===== Given records =====
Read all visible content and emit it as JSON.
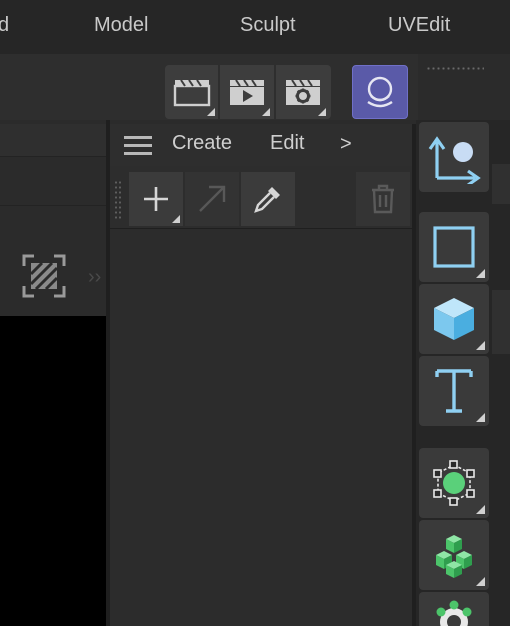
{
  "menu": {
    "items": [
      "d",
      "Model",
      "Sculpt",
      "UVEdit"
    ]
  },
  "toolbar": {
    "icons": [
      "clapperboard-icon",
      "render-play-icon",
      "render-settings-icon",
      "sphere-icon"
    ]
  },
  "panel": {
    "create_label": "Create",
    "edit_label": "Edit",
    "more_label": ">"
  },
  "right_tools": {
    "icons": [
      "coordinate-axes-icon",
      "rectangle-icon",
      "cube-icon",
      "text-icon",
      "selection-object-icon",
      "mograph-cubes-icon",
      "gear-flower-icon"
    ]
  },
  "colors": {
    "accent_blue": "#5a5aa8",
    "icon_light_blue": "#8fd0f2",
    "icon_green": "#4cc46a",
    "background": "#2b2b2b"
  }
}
=====
**Given request**.
Reproduce the material in its entirety and word for word, without the pictures.

**Final answer**.
Read all visible content and emit it as JSON.
{
  "menu": {
    "items": [
      "d",
      "Model",
      "Sculpt",
      "UVEdit"
    ]
  },
  "toolbar": {
    "icons": [
      "clapperboard-icon",
      "render-play-icon",
      "render-settings-icon",
      "sphere-icon"
    ]
  },
  "panel": {
    "create_label": "Create",
    "edit_label": "Edit",
    "more_label": ">"
  },
  "right_tools": {
    "icons": [
      "coordinate-axes-icon",
      "rectangle-icon",
      "cube-icon",
      "text-icon",
      "selection-object-icon",
      "mograph-cubes-icon",
      "gear-flower-icon"
    ]
  },
  "colors": {
    "accent_blue": "#5a5aa8",
    "icon_light_blue": "#8fd0f2",
    "icon_green": "#4cc46a",
    "background": "#2b2b2b"
  }
}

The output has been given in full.